Exercise: Gather all lines containing the string "text" and copy them out.
__________________________________________________
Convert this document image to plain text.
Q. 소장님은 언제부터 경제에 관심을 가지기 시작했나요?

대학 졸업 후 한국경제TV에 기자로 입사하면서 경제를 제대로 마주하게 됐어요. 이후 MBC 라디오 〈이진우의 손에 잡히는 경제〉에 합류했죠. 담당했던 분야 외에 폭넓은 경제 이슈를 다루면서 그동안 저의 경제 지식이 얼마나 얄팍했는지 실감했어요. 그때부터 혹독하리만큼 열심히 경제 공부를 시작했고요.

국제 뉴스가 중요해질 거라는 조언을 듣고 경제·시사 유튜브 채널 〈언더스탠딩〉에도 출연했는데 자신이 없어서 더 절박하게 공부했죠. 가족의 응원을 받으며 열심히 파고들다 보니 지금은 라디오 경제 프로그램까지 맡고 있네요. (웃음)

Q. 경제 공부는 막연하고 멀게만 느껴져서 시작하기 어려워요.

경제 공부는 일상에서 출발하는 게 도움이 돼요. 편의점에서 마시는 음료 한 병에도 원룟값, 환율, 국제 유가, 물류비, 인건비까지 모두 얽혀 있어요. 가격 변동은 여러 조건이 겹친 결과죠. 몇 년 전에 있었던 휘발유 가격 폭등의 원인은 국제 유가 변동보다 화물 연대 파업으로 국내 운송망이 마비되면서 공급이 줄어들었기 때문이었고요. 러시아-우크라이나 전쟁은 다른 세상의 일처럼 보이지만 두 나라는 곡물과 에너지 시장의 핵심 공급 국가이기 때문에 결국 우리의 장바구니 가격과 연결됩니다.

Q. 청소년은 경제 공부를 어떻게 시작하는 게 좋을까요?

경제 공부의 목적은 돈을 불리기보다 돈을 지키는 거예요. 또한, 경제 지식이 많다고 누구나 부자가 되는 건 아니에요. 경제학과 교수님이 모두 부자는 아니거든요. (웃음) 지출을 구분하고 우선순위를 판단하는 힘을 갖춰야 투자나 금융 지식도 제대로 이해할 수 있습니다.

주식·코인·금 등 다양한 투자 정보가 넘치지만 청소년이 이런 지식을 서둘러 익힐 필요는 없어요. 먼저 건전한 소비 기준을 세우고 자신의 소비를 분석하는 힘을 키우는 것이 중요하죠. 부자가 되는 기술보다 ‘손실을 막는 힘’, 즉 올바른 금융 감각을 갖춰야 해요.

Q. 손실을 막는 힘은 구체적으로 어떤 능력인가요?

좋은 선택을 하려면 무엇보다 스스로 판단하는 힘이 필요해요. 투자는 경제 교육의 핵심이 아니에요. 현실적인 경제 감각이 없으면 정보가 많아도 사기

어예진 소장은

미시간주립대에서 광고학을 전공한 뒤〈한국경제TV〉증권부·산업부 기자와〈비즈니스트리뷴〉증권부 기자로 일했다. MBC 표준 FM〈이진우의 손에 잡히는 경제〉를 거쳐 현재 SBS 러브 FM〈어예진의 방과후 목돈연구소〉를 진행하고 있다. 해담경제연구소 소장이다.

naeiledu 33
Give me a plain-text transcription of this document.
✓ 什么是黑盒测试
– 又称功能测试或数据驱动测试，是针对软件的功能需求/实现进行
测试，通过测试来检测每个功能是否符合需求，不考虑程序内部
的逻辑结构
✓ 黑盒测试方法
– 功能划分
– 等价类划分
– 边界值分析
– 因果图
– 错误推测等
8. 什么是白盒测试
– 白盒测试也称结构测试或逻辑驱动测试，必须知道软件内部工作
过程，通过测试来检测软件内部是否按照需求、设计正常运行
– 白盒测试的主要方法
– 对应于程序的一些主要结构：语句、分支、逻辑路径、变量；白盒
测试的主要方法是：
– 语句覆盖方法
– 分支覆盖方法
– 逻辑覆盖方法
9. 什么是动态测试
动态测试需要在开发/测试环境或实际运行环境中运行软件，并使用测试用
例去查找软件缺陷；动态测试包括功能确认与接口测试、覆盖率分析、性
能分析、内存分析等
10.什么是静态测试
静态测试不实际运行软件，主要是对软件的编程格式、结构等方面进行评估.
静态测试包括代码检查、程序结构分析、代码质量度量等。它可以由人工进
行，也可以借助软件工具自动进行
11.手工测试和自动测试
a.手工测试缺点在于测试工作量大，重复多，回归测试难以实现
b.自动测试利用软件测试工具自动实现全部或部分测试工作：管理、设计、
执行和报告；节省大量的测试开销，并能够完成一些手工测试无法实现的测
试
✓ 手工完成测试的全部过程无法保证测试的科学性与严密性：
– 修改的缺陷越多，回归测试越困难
__________________________________________________
Answer to this problem:
Convert this document image to plain text.
Give me a plain-text transcription of this document.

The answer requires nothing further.